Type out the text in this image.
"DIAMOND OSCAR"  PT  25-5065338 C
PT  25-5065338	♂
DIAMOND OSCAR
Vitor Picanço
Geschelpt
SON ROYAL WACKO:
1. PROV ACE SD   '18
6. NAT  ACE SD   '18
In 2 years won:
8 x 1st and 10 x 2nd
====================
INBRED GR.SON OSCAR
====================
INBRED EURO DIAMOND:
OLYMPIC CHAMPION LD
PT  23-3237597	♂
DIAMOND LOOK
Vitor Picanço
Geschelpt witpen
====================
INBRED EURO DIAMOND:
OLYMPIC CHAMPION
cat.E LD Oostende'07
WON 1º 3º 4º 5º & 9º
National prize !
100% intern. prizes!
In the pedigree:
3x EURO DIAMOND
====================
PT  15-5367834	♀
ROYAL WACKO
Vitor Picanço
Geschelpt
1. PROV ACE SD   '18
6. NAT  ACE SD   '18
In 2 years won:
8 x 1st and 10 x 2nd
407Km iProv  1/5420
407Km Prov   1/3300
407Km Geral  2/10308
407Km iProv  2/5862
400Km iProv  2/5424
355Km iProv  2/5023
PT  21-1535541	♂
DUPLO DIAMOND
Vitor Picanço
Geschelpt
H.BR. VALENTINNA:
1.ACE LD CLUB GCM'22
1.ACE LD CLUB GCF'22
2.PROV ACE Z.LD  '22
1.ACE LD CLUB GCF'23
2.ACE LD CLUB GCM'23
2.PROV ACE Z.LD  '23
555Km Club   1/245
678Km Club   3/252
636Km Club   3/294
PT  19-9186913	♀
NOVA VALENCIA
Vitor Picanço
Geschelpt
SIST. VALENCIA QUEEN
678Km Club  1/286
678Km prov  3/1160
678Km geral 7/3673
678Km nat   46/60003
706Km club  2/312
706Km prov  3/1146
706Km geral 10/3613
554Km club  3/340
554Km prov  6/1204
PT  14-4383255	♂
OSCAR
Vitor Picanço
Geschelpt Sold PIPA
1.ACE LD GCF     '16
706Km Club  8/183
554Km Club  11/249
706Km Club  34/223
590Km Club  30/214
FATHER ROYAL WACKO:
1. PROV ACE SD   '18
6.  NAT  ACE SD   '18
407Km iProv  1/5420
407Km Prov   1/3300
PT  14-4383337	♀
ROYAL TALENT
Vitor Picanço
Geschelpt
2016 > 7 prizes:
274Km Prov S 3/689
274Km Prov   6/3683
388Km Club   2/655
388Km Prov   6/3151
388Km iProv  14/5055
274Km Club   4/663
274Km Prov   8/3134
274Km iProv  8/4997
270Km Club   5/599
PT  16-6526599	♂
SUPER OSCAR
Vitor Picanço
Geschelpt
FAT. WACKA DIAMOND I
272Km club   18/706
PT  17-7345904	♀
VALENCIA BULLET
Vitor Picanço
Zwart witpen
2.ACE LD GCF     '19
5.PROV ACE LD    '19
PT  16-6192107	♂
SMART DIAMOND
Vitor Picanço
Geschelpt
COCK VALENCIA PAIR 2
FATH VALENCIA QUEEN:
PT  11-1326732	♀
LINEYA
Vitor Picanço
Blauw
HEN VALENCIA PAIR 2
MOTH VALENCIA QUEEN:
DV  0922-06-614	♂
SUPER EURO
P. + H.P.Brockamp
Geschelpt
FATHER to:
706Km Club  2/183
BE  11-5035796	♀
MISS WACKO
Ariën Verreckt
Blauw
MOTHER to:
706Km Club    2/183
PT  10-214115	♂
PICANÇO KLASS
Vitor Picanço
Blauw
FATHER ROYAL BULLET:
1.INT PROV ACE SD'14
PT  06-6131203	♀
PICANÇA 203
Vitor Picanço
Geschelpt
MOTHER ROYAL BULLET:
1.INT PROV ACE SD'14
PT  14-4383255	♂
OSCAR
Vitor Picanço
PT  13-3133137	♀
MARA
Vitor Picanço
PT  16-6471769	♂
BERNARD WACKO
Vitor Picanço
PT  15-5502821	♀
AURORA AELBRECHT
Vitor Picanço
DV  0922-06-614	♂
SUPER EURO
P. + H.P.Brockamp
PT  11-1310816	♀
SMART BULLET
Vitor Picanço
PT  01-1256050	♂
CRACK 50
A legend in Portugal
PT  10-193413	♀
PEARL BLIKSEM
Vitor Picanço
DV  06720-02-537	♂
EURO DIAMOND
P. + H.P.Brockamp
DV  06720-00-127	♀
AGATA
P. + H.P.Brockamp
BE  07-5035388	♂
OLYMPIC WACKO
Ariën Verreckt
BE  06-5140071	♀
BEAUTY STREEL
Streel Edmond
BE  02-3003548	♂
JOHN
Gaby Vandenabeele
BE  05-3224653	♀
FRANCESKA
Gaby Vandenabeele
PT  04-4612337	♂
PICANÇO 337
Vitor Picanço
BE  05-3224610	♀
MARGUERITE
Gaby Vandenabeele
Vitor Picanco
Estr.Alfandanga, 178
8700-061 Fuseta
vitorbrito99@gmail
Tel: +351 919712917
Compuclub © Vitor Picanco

=-=-=-=-=

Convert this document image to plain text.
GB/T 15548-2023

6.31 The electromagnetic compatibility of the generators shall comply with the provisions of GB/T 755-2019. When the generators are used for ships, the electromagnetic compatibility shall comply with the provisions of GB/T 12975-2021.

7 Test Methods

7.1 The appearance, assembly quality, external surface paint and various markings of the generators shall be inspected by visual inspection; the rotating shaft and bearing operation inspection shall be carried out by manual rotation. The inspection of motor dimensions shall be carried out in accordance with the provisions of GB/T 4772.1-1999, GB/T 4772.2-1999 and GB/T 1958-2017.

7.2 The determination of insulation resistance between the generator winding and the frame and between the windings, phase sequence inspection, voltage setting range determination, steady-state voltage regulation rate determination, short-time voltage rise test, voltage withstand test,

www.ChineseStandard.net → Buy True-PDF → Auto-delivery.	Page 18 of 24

=-=-=-=-=

* TASK INSTRUCTIONS *
Across the material above, how many lines include the string "PAIR"? Only the number is wanted.

* COMPLETED EXERCISE *
2